Write out the whole listing again, exactly as given.

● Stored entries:
........
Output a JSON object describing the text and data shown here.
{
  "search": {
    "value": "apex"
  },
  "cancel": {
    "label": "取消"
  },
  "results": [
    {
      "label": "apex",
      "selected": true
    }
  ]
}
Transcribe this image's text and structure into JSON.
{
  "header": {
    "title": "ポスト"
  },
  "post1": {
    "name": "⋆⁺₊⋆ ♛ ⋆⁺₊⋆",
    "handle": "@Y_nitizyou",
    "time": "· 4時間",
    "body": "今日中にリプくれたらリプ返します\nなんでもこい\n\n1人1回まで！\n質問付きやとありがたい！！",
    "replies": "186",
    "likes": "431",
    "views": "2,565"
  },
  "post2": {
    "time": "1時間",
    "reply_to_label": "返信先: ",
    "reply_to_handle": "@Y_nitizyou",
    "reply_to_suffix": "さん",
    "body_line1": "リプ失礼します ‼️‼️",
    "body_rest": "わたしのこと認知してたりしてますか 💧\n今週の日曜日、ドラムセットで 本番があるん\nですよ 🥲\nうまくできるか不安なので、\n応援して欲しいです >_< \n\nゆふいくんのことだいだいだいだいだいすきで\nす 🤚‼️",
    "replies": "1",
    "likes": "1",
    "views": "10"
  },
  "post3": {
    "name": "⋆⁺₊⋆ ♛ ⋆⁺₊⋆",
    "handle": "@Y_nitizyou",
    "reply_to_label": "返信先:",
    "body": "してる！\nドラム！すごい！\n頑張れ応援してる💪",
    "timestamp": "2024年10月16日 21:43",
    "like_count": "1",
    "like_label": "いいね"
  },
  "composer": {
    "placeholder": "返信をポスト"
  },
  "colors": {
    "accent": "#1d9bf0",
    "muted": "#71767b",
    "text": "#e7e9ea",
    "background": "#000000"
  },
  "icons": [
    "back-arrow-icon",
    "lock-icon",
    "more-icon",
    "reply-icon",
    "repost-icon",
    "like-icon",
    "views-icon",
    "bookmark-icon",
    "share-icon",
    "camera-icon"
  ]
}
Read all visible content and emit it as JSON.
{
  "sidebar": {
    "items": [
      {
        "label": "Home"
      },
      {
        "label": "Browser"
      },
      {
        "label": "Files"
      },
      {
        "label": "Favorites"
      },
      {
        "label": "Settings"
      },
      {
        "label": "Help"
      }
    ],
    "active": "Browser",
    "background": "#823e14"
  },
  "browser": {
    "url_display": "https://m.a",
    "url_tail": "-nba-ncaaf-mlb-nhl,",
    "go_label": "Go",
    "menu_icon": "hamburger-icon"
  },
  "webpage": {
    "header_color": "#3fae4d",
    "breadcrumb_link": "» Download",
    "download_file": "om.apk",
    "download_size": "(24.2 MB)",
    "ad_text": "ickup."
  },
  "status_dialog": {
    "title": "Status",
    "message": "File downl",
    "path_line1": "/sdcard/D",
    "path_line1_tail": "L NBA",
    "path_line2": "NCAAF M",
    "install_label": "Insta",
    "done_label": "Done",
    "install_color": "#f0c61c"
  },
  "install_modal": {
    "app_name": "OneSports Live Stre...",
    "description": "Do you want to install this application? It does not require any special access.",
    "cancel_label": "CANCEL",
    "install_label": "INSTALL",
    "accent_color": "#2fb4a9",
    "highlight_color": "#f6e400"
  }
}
........
● TASK RESPONSE:
Output a JSON object describing the text and data shown here.
{
  "search": {
    "value": "apex"
  },
  "cancel": {
    "label": "取消"
  },
  "results": [
    {
      "label": "apex",
      "selected": true
    }
  ]
}
Transcribe this image's text and structure into JSON.
{
  "header": {
    "title": "ポスト"
  },
  "post1": {
    "name": "⋆⁺₊⋆ ♛ ⋆⁺₊⋆",
    "handle": "@Y_nitizyou",
    "time": "· 4時間",
    "body": "今日中にリプくれたらリプ返します\nなんでもこい\n\n1人1回まで！\n質問付きやとありがたい！！",
    "replies": "186",
    "likes": "431",
    "views": "2,565"
  },
  "post2": {
    "time": "1時間",
    "reply_to_label": "返信先: ",
    "reply_to_handle": "@Y_nitizyou",
    "reply_to_suffix": "さん",
    "body_line1": "リプ失礼します ‼️‼️",
    "body_rest": "わたしのこと認知してたりしてますか 💧\n今週の日曜日、ドラムセットで 本番があるん\nですよ 🥲\nうまくできるか不安なので、\n応援して欲しいです >_< \n\nゆふいくんのことだいだいだいだいだいすきで\nす 🤚‼️",
    "replies": "1",
    "likes": "1",
    "views": "10"
  },
  "post3": {
    "name": "⋆⁺₊⋆ ♛ ⋆⁺₊⋆",
    "handle": "@Y_nitizyou",
    "reply_to_label": "返信先:",
    "body": "してる！\nドラム！すごい！\n頑張れ応援してる💪",
    "timestamp": "2024年10月16日 21:43",
    "like_count": "1",
    "like_label": "いいね"
  },
  "composer": {
    "placeholder": "返信をポスト"
  },
  "colors": {
    "accent": "#1d9bf0",
    "muted": "#71767b",
    "text": "#e7e9ea",
    "background": "#000000"
  },
  "icons": [
    "back-arrow-icon",
    "lock-icon",
    "more-icon",
    "reply-icon",
    "repost-icon",
    "like-icon",
    "views-icon",
    "bookmark-icon",
    "share-icon",
    "camera-icon"
  ]
}
Read all visible content and emit it as JSON.
{
  "sidebar": {
    "items": [
      {
        "label": "Home"
      },
      {
        "label": "Browser"
      },
      {
        "label": "Files"
      },
      {
        "label": "Favorites"
      },
      {
        "label": "Settings"
      },
      {
        "label": "Help"
      }
    ],
    "active": "Browser",
    "background": "#823e14"
  },
  "browser": {
    "url_display": "https://m.a",
    "url_tail": "-nba-ncaaf-mlb-nhl,",
    "go_label": "Go",
    "menu_icon": "hamburger-icon"
  },
  "webpage": {
    "header_color": "#3fae4d",
    "breadcrumb_link": "» Download",
    "download_file": "om.apk",
    "download_size": "(24.2 MB)",
    "ad_text": "ickup."
  },
  "status_dialog": {
    "title": "Status",
    "message": "File downl",
    "path_line1": "/sdcard/D",
    "path_line1_tail": "L NBA",
    "path_line2": "NCAAF M",
    "install_label": "Insta",
    "done_label": "Done",
    "install_color": "#f0c61c"
  },
  "install_modal": {
    "app_name": "OneSports Live Stre...",
    "description": "Do you want to install this application? It does not require any special access.",
    "cancel_label": "CANCEL",
    "install_label": "INSTALL",
    "accent_color": "#2fb4a9",
    "highlight_color": "#f6e400"
  }
}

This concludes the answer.